> [Dataset items]
>>

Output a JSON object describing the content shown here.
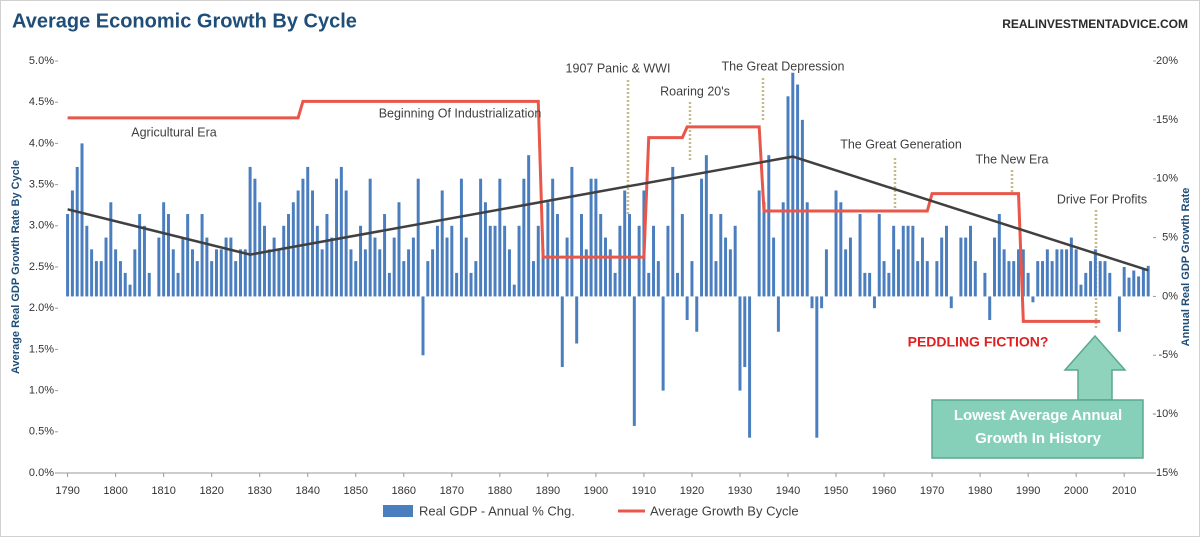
{
  "chart_data": {
    "type": "bar_line",
    "title": "Average Economic Growth By Cycle",
    "source": "REALINVESTMENTADVICE.COM",
    "ylabel": "Average Real GDP Growth Rate By Cycle",
    "y2label": "Annual Real GDP Growth Rate",
    "xlim": [
      1788,
      2016
    ],
    "xticks": [
      1790,
      1800,
      1810,
      1820,
      1830,
      1840,
      1850,
      1860,
      1870,
      1880,
      1890,
      1900,
      1910,
      1920,
      1930,
      1940,
      1950,
      1960,
      1970,
      1980,
      1990,
      2000,
      2010
    ],
    "ylim": [
      0,
      5
    ],
    "yticks": [
      {
        "value": 0,
        "label": "0.0%"
      },
      {
        "value": 0.5,
        "label": "0.5%"
      },
      {
        "value": 1,
        "label": "1.0%"
      },
      {
        "value": 1.5,
        "label": "1.5%"
      },
      {
        "value": 2,
        "label": "2.0%"
      },
      {
        "value": 2.5,
        "label": "2.5%"
      },
      {
        "value": 3,
        "label": "3.0%"
      },
      {
        "value": 3.5,
        "label": "3.5%"
      },
      {
        "value": 4,
        "label": "4.0%"
      },
      {
        "value": 4.5,
        "label": "4.5%"
      },
      {
        "value": 5,
        "label": "5.0%"
      }
    ],
    "y2lim": [
      -15,
      20
    ],
    "y2ticks": [
      {
        "value": -15,
        "label": "-15%"
      },
      {
        "value": -10,
        "label": "-10%"
      },
      {
        "value": -5,
        "label": "-5%"
      },
      {
        "value": 0,
        "label": "0%"
      },
      {
        "value": 5,
        "label": "5%"
      },
      {
        "value": 10,
        "label": "10%"
      },
      {
        "value": 15,
        "label": "15%"
      },
      {
        "value": 20,
        "label": "20%"
      }
    ],
    "x_start": 1790,
    "series": [
      {
        "name": "Real GDP - Annual % Chg.",
        "type": "bar",
        "axis": "y2",
        "color": "#4a7ebf",
        "values": [
          7,
          9,
          11,
          13,
          6,
          4,
          3,
          3,
          5,
          8,
          4,
          3,
          2,
          1,
          4,
          7,
          6,
          2,
          0,
          5,
          8,
          7,
          4,
          2,
          5,
          7,
          4,
          3,
          7,
          5,
          3,
          4,
          4,
          5,
          5,
          3,
          4,
          4,
          11,
          10,
          8,
          6,
          4,
          5,
          4,
          6,
          7,
          8,
          9,
          10,
          11,
          9,
          6,
          4,
          7,
          5,
          10,
          11,
          9,
          4,
          3,
          6,
          4,
          10,
          5,
          4,
          7,
          2,
          5,
          8,
          3,
          4,
          5,
          10,
          -5,
          3,
          4,
          6,
          9,
          5,
          6,
          2,
          10,
          5,
          2,
          3,
          10,
          8,
          6,
          6,
          10,
          6,
          4,
          1,
          6,
          10,
          12,
          3,
          6,
          4,
          8,
          10,
          7,
          -6,
          5,
          11,
          -4,
          7,
          4,
          10,
          10,
          7,
          5,
          4,
          2,
          6,
          9,
          7,
          -11,
          6,
          9,
          2,
          6,
          3,
          -8,
          6,
          11,
          2,
          7,
          -2,
          3,
          -3,
          10,
          12,
          7,
          3,
          7,
          5,
          4,
          6,
          -8,
          -6,
          -12,
          0,
          9,
          8,
          12,
          5,
          -3,
          8,
          17,
          19,
          18,
          15,
          8,
          -1,
          -12,
          -1,
          4,
          0,
          9,
          8,
          4,
          5,
          0,
          7,
          2,
          2,
          -1,
          7,
          3,
          2,
          6,
          4,
          6,
          6,
          6,
          3,
          5,
          3,
          0,
          3,
          5,
          6,
          -1,
          0,
          5,
          5,
          6,
          3,
          0,
          2,
          -2,
          5,
          7,
          4,
          3,
          3,
          4,
          4,
          2,
          -0.5,
          3,
          3,
          4,
          3,
          4,
          4,
          4,
          5,
          4,
          1,
          2,
          3,
          4,
          3,
          3,
          2,
          0,
          -3,
          2.5,
          1.6,
          2.2,
          1.7,
          2.4,
          2.6
        ]
      },
      {
        "name": "Average Growth By Cycle",
        "type": "line",
        "axis": "y",
        "color": "#e8574a",
        "values": [
          4.31,
          4.31,
          4.31,
          4.31,
          4.31,
          4.31,
          4.31,
          4.31,
          4.31,
          4.31,
          4.31,
          4.31,
          4.31,
          4.31,
          4.31,
          4.31,
          4.31,
          4.31,
          4.31,
          4.31,
          4.31,
          4.31,
          4.31,
          4.31,
          4.31,
          4.31,
          4.31,
          4.31,
          4.31,
          4.31,
          4.31,
          4.31,
          4.31,
          4.31,
          4.31,
          4.31,
          4.31,
          4.31,
          4.31,
          4.31,
          4.31,
          4.31,
          4.31,
          4.31,
          4.31,
          4.31,
          4.31,
          4.31,
          4.31,
          4.51,
          4.51,
          4.51,
          4.51,
          4.51,
          4.51,
          4.51,
          4.51,
          4.51,
          4.51,
          4.51,
          4.51,
          4.51,
          4.51,
          4.51,
          4.51,
          4.51,
          4.51,
          4.51,
          4.51,
          4.51,
          4.51,
          4.51,
          4.51,
          4.51,
          4.51,
          4.51,
          4.51,
          4.51,
          4.51,
          4.51,
          4.51,
          4.51,
          4.51,
          4.51,
          4.51,
          4.51,
          4.51,
          4.51,
          4.51,
          4.51,
          4.51,
          4.51,
          4.51,
          4.51,
          4.51,
          4.51,
          4.51,
          4.51,
          4.51,
          2.62,
          2.62,
          2.62,
          2.62,
          2.62,
          2.62,
          2.62,
          2.62,
          2.62,
          2.62,
          2.62,
          2.62,
          2.62,
          2.62,
          2.62,
          2.62,
          2.62,
          2.62,
          2.62,
          2.62,
          2.62,
          2.62,
          4.07,
          4.07,
          4.07,
          4.07,
          4.07,
          4.07,
          4.07,
          4.07,
          4.2,
          4.2,
          4.2,
          4.2,
          4.2,
          4.2,
          4.2,
          4.2,
          4.2,
          4.2,
          4.2,
          4.2,
          4.2,
          4.2,
          4.2,
          4.2,
          3.18,
          3.18,
          3.18,
          3.18,
          3.18,
          3.18,
          3.18,
          3.18,
          3.18,
          3.18,
          3.18,
          3.18,
          3.18,
          3.18,
          3.18,
          3.18,
          3.18,
          3.18,
          3.18,
          3.18,
          3.18,
          3.18,
          3.18,
          3.18,
          3.18,
          3.18,
          3.18,
          3.18,
          3.18,
          3.18,
          3.18,
          3.18,
          3.18,
          3.18,
          3.18,
          3.39,
          3.39,
          3.39,
          3.39,
          3.39,
          3.39,
          3.39,
          3.39,
          3.39,
          3.39,
          3.39,
          3.39,
          3.39,
          3.39,
          3.39,
          3.39,
          3.39,
          3.39,
          3.39,
          1.84,
          1.84,
          1.84,
          1.84,
          1.84,
          1.84,
          1.84,
          1.84,
          1.84,
          1.84,
          1.84,
          1.84,
          1.84,
          1.84,
          1.84,
          1.84,
          1.84
        ]
      },
      {
        "type": "trend",
        "axis": "y",
        "color": "#404040",
        "x": [
          1790,
          1828,
          1941,
          2015
        ],
        "values": [
          3.2,
          2.65,
          3.84,
          2.46
        ]
      }
    ],
    "annotations": [
      "Agricultural Era",
      "Beginning Of Industrialization",
      "1907 Panic & WWI",
      "Roaring 20's",
      "The Great Depression",
      "The Great Generation",
      "The New Era",
      "Drive For Profits",
      "PEDDLING FICTION?"
    ],
    "callout": [
      "Lowest Average Annual",
      "Growth In History"
    ]
  }
}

<<

Output all the records, word for word, with no pictures in the copy.

> [Solution to this task]
Output a JSON object describing the content shown here.
{
  "chart_data": {
    "type": "bar_line",
    "title": "Average Economic Growth By Cycle",
    "source": "REALINVESTMENTADVICE.COM",
    "ylabel": "Average Real GDP Growth Rate By Cycle",
    "y2label": "Annual Real GDP Growth Rate",
    "xlim": [
      1788,
      2016
    ],
    "xticks": [
      1790,
      1800,
      1810,
      1820,
      1830,
      1840,
      1850,
      1860,
      1870,
      1880,
      1890,
      1900,
      1910,
      1920,
      1930,
      1940,
      1950,
      1960,
      1970,
      1980,
      1990,
      2000,
      2010
    ],
    "ylim": [
      0,
      5
    ],
    "yticks": [
      {
        "value": 0,
        "label": "0.0%"
      },
      {
        "value": 0.5,
        "label": "0.5%"
      },
      {
        "value": 1,
        "label": "1.0%"
      },
      {
        "value": 1.5,
        "label": "1.5%"
      },
      {
        "value": 2,
        "label": "2.0%"
      },
      {
        "value": 2.5,
        "label": "2.5%"
      },
      {
        "value": 3,
        "label": "3.0%"
      },
      {
        "value": 3.5,
        "label": "3.5%"
      },
      {
        "value": 4,
        "label": "4.0%"
      },
      {
        "value": 4.5,
        "label": "4.5%"
      },
      {
        "value": 5,
        "label": "5.0%"
      }
    ],
    "y2lim": [
      -15,
      20
    ],
    "y2ticks": [
      {
        "value": -15,
        "label": "-15%"
      },
      {
        "value": -10,
        "label": "-10%"
      },
      {
        "value": -5,
        "label": "-5%"
      },
      {
        "value": 0,
        "label": "0%"
      },
      {
        "value": 5,
        "label": "5%"
      },
      {
        "value": 10,
        "label": "10%"
      },
      {
        "value": 15,
        "label": "15%"
      },
      {
        "value": 20,
        "label": "20%"
      }
    ],
    "x_start": 1790,
    "series": [
      {
        "name": "Real GDP - Annual % Chg.",
        "type": "bar",
        "axis": "y2",
        "color": "#4a7ebf",
        "values": [
          7,
          9,
          11,
          13,
          6,
          4,
          3,
          3,
          5,
          8,
          4,
          3,
          2,
          1,
          4,
          7,
          6,
          2,
          0,
          5,
          8,
          7,
          4,
          2,
          5,
          7,
          4,
          3,
          7,
          5,
          3,
          4,
          4,
          5,
          5,
          3,
          4,
          4,
          11,
          10,
          8,
          6,
          4,
          5,
          4,
          6,
          7,
          8,
          9,
          10,
          11,
          9,
          6,
          4,
          7,
          5,
          10,
          11,
          9,
          4,
          3,
          6,
          4,
          10,
          5,
          4,
          7,
          2,
          5,
          8,
          3,
          4,
          5,
          10,
          -5,
          3,
          4,
          6,
          9,
          5,
          6,
          2,
          10,
          5,
          2,
          3,
          10,
          8,
          6,
          6,
          10,
          6,
          4,
          1,
          6,
          10,
          12,
          3,
          6,
          4,
          8,
          10,
          7,
          -6,
          5,
          11,
          -4,
          7,
          4,
          10,
          10,
          7,
          5,
          4,
          2,
          6,
          9,
          7,
          -11,
          6,
          9,
          2,
          6,
          3,
          -8,
          6,
          11,
          2,
          7,
          -2,
          3,
          -3,
          10,
          12,
          7,
          3,
          7,
          5,
          4,
          6,
          -8,
          -6,
          -12,
          0,
          9,
          8,
          12,
          5,
          -3,
          8,
          17,
          19,
          18,
          15,
          8,
          -1,
          -12,
          -1,
          4,
          0,
          9,
          8,
          4,
          5,
          0,
          7,
          2,
          2,
          -1,
          7,
          3,
          2,
          6,
          4,
          6,
          6,
          6,
          3,
          5,
          3,
          0,
          3,
          5,
          6,
          -1,
          0,
          5,
          5,
          6,
          3,
          0,
          2,
          -2,
          5,
          7,
          4,
          3,
          3,
          4,
          4,
          2,
          -0.5,
          3,
          3,
          4,
          3,
          4,
          4,
          4,
          5,
          4,
          1,
          2,
          3,
          4,
          3,
          3,
          2,
          0,
          -3,
          2.5,
          1.6,
          2.2,
          1.7,
          2.4,
          2.6
        ]
      },
      {
        "name": "Average Growth By Cycle",
        "type": "line",
        "axis": "y",
        "color": "#e8574a",
        "values": [
          4.31,
          4.31,
          4.31,
          4.31,
          4.31,
          4.31,
          4.31,
          4.31,
          4.31,
          4.31,
          4.31,
          4.31,
          4.31,
          4.31,
          4.31,
          4.31,
          4.31,
          4.31,
          4.31,
          4.31,
          4.31,
          4.31,
          4.31,
          4.31,
          4.31,
          4.31,
          4.31,
          4.31,
          4.31,
          4.31,
          4.31,
          4.31,
          4.31,
          4.31,
          4.31,
          4.31,
          4.31,
          4.31,
          4.31,
          4.31,
          4.31,
          4.31,
          4.31,
          4.31,
          4.31,
          4.31,
          4.31,
          4.31,
          4.31,
          4.51,
          4.51,
          4.51,
          4.51,
          4.51,
          4.51,
          4.51,
          4.51,
          4.51,
          4.51,
          4.51,
          4.51,
          4.51,
          4.51,
          4.51,
          4.51,
          4.51,
          4.51,
          4.51,
          4.51,
          4.51,
          4.51,
          4.51,
          4.51,
          4.51,
          4.51,
          4.51,
          4.51,
          4.51,
          4.51,
          4.51,
          4.51,
          4.51,
          4.51,
          4.51,
          4.51,
          4.51,
          4.51,
          4.51,
          4.51,
          4.51,
          4.51,
          4.51,
          4.51,
          4.51,
          4.51,
          4.51,
          4.51,
          4.51,
          4.51,
          2.62,
          2.62,
          2.62,
          2.62,
          2.62,
          2.62,
          2.62,
          2.62,
          2.62,
          2.62,
          2.62,
          2.62,
          2.62,
          2.62,
          2.62,
          2.62,
          2.62,
          2.62,
          2.62,
          2.62,
          2.62,
          2.62,
          4.07,
          4.07,
          4.07,
          4.07,
          4.07,
          4.07,
          4.07,
          4.07,
          4.2,
          4.2,
          4.2,
          4.2,
          4.2,
          4.2,
          4.2,
          4.2,
          4.2,
          4.2,
          4.2,
          4.2,
          4.2,
          4.2,
          4.2,
          4.2,
          3.18,
          3.18,
          3.18,
          3.18,
          3.18,
          3.18,
          3.18,
          3.18,
          3.18,
          3.18,
          3.18,
          3.18,
          3.18,
          3.18,
          3.18,
          3.18,
          3.18,
          3.18,
          3.18,
          3.18,
          3.18,
          3.18,
          3.18,
          3.18,
          3.18,
          3.18,
          3.18,
          3.18,
          3.18,
          3.18,
          3.18,
          3.18,
          3.18,
          3.18,
          3.18,
          3.39,
          3.39,
          3.39,
          3.39,
          3.39,
          3.39,
          3.39,
          3.39,
          3.39,
          3.39,
          3.39,
          3.39,
          3.39,
          3.39,
          3.39,
          3.39,
          3.39,
          3.39,
          3.39,
          1.84,
          1.84,
          1.84,
          1.84,
          1.84,
          1.84,
          1.84,
          1.84,
          1.84,
          1.84,
          1.84,
          1.84,
          1.84,
          1.84,
          1.84,
          1.84,
          1.84
        ]
      },
      {
        "type": "trend",
        "axis": "y",
        "color": "#404040",
        "x": [
          1790,
          1828,
          1941,
          2015
        ],
        "values": [
          3.2,
          2.65,
          3.84,
          2.46
        ]
      }
    ],
    "annotations": [
      "Agricultural Era",
      "Beginning Of Industrialization",
      "1907 Panic & WWI",
      "Roaring 20's",
      "The Great Depression",
      "The Great Generation",
      "The New Era",
      "Drive For Profits",
      "PEDDLING FICTION?"
    ],
    "callout": [
      "Lowest Average Annual",
      "Growth In History"
    ]
  }
}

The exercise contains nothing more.